Data records:
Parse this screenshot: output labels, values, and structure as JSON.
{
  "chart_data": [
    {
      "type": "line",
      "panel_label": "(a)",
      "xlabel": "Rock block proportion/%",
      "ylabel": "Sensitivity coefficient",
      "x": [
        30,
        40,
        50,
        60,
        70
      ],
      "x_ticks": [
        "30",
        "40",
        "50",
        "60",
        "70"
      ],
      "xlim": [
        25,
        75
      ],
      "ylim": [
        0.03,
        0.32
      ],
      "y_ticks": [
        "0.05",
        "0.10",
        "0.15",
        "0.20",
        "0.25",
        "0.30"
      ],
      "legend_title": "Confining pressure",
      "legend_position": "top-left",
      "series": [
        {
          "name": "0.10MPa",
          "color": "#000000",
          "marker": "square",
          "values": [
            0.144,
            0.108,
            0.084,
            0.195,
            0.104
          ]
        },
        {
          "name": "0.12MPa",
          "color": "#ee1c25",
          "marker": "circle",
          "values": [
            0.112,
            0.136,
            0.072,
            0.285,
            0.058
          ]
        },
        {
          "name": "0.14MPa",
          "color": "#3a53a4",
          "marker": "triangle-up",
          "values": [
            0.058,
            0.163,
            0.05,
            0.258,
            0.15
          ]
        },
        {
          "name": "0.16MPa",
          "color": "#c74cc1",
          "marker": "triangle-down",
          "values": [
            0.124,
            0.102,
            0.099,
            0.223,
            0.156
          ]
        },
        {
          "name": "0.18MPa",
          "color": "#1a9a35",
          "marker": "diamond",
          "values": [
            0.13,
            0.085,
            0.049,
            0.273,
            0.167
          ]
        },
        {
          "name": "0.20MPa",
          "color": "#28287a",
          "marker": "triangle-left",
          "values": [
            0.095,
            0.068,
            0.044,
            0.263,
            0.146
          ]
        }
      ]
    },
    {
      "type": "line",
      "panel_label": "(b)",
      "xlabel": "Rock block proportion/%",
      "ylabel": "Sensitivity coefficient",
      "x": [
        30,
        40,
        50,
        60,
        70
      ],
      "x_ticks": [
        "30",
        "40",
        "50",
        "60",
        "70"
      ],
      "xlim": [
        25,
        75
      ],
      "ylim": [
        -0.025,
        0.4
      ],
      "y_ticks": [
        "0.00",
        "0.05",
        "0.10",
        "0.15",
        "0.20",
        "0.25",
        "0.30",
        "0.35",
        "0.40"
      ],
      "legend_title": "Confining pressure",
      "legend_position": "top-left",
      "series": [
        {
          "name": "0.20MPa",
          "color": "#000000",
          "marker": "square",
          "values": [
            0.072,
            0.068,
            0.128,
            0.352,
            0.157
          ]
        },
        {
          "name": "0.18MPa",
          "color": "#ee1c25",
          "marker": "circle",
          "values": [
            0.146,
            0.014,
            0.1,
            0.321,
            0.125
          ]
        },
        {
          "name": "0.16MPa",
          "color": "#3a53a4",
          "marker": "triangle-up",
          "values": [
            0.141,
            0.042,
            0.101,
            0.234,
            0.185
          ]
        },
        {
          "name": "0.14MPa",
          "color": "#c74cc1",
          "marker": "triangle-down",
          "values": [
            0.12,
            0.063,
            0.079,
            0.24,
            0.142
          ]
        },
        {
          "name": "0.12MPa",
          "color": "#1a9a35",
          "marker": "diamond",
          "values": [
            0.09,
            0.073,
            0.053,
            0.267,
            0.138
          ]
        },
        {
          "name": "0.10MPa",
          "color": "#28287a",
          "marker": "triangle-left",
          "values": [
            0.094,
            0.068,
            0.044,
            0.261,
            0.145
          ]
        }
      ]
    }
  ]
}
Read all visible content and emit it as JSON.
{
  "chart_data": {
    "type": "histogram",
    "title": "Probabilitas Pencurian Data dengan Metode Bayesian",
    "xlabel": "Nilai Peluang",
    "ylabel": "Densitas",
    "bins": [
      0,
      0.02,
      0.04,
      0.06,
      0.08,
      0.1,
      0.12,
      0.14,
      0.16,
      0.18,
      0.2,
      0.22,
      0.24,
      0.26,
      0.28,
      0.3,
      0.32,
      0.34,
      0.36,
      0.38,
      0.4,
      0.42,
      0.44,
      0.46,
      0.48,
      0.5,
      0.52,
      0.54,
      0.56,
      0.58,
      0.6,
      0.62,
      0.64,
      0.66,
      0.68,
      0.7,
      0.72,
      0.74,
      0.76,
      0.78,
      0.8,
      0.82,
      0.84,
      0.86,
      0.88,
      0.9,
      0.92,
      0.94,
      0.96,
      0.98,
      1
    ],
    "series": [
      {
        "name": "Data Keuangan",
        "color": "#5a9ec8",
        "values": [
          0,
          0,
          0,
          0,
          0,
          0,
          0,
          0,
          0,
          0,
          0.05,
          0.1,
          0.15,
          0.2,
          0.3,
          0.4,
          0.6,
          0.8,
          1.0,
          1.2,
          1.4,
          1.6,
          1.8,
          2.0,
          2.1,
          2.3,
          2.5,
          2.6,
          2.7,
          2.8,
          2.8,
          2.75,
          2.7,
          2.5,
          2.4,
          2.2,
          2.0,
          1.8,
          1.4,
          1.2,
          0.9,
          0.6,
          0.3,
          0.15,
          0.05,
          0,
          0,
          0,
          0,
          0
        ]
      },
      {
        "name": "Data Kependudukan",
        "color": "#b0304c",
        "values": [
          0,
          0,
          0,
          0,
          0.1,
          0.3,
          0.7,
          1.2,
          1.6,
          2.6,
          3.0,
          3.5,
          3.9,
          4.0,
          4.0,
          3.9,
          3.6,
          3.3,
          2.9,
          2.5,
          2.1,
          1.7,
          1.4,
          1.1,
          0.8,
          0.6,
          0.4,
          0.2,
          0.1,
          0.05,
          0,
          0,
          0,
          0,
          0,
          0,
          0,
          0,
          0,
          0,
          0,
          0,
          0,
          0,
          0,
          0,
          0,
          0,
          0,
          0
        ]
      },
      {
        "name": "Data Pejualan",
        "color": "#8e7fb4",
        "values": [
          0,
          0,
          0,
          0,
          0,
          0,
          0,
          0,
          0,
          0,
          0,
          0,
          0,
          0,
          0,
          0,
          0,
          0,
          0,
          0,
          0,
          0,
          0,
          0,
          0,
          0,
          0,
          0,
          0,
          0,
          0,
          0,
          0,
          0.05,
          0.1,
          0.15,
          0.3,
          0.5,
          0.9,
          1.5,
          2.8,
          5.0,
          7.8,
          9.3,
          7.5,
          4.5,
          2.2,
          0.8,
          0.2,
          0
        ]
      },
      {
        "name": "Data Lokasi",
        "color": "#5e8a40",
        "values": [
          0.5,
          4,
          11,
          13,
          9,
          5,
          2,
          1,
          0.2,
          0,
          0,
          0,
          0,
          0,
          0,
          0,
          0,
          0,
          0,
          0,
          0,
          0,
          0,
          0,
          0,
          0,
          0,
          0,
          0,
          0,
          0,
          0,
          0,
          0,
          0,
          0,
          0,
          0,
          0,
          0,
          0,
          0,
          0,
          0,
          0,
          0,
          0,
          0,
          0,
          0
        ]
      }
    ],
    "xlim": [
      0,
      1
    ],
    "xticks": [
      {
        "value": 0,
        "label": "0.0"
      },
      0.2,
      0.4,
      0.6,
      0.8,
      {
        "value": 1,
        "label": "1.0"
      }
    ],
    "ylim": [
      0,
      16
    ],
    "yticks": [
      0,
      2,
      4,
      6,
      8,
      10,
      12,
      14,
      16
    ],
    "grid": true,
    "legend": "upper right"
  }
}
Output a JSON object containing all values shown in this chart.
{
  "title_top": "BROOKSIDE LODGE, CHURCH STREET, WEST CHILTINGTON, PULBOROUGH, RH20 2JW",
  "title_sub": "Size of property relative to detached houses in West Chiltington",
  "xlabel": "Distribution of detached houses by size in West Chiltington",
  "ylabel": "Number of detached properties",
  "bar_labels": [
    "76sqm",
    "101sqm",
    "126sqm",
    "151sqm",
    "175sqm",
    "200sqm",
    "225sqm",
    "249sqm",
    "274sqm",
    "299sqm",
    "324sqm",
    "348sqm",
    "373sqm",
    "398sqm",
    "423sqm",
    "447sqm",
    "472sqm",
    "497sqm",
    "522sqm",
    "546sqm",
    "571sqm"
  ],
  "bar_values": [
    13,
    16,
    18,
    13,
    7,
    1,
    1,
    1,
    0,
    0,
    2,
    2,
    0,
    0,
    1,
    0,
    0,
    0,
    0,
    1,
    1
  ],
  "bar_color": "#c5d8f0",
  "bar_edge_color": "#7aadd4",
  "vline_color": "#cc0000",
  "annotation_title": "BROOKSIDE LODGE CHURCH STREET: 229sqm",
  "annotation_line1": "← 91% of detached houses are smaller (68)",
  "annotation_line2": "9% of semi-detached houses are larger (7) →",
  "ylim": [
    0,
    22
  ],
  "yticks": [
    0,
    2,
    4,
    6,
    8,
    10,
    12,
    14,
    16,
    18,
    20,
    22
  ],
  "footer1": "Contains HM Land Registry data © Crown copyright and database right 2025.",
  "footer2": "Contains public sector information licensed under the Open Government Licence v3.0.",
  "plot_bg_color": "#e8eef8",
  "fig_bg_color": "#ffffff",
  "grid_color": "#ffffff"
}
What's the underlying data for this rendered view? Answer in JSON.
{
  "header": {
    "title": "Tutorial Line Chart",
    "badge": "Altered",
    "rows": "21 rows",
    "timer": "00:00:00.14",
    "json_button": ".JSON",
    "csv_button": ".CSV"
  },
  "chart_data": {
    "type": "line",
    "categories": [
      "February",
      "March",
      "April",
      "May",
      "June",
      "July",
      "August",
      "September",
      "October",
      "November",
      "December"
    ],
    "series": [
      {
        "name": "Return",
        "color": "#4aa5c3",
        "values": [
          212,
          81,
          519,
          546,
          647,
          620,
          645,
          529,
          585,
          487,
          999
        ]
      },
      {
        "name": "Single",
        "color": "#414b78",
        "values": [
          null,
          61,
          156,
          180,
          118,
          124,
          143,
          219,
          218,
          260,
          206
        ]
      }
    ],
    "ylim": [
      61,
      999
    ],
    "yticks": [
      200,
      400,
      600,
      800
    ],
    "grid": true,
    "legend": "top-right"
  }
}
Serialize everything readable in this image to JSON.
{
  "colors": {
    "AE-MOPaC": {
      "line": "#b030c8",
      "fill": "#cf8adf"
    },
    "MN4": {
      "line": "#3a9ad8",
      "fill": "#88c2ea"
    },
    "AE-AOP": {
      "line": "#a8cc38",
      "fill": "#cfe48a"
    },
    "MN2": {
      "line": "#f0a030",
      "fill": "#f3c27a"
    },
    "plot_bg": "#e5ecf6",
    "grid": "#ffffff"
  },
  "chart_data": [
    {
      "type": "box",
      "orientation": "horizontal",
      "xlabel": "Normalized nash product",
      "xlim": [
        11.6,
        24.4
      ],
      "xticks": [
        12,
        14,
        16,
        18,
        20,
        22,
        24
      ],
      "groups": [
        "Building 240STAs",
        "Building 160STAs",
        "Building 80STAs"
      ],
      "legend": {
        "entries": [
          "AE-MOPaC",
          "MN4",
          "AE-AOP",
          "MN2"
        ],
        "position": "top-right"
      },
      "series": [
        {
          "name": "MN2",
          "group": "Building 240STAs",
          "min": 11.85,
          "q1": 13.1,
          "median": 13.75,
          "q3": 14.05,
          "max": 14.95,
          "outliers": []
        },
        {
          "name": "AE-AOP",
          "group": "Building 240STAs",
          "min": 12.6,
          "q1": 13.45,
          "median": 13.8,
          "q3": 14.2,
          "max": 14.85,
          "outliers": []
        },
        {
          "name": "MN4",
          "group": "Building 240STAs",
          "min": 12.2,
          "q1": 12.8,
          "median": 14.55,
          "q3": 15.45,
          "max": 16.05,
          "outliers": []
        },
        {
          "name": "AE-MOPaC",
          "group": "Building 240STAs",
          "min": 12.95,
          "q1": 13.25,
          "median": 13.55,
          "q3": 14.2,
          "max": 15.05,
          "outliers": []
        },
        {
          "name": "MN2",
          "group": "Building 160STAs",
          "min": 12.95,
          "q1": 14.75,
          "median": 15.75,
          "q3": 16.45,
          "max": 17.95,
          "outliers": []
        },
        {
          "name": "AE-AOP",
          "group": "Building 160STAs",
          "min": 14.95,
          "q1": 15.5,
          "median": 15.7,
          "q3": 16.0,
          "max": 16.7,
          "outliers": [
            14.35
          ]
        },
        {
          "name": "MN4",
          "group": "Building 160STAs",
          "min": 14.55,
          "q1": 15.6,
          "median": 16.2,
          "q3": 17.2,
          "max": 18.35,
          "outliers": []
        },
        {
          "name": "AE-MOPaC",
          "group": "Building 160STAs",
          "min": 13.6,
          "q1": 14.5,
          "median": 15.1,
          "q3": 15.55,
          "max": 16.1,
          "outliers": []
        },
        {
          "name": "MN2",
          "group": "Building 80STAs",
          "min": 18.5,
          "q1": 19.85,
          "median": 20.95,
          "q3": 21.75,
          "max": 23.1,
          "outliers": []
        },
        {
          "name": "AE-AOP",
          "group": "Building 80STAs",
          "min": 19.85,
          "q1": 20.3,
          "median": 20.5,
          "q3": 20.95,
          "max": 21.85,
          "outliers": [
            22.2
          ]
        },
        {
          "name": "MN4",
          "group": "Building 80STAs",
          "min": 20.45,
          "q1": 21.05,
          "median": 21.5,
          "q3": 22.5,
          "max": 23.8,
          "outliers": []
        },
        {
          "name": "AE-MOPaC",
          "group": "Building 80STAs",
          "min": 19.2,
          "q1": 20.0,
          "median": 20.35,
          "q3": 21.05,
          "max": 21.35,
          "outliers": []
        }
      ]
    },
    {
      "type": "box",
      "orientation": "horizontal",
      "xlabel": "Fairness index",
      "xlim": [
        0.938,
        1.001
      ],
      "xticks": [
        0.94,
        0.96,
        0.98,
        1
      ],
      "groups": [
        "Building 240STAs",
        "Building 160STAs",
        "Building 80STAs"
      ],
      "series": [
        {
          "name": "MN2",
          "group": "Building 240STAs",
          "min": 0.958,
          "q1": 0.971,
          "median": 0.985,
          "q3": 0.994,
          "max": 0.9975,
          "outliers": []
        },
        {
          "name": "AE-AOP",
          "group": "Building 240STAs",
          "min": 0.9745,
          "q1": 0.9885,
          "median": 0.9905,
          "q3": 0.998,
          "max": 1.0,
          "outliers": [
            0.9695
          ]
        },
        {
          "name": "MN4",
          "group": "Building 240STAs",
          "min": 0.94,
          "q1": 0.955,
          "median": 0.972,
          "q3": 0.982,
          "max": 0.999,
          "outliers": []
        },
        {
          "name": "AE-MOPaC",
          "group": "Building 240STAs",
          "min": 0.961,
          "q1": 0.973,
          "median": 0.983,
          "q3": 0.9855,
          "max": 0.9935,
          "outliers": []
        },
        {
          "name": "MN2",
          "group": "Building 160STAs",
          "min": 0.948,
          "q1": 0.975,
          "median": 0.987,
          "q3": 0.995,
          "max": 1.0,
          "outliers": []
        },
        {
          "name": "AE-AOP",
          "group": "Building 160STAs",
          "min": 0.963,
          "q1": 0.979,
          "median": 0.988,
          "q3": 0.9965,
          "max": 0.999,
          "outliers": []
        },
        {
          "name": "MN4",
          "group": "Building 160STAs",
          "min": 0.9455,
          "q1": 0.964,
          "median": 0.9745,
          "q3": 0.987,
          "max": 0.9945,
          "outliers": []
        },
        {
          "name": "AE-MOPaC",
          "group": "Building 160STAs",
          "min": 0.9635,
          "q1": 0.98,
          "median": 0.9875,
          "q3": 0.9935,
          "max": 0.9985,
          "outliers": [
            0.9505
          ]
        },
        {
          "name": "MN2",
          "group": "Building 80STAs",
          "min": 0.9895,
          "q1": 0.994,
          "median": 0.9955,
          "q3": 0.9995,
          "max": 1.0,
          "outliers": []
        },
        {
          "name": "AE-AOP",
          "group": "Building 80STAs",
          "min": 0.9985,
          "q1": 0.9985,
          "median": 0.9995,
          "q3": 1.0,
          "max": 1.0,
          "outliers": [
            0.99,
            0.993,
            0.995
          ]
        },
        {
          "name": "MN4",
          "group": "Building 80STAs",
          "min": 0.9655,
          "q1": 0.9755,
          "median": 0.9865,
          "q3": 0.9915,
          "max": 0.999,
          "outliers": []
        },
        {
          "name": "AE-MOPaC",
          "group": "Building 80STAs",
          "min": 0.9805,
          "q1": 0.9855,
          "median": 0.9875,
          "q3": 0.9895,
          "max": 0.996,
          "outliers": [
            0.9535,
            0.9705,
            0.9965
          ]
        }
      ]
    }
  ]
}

> _SET EXERCISE_
Identify and extract each line of the listing that contains "ylabel".

> _THE COMPLETED TASK_
      "ylabel": "Sensitivity coefficient",
      "ylabel": "Sensitivity coefficient",
    "ylabel": "Densitas",
  "ylabel": "Number of detached properties",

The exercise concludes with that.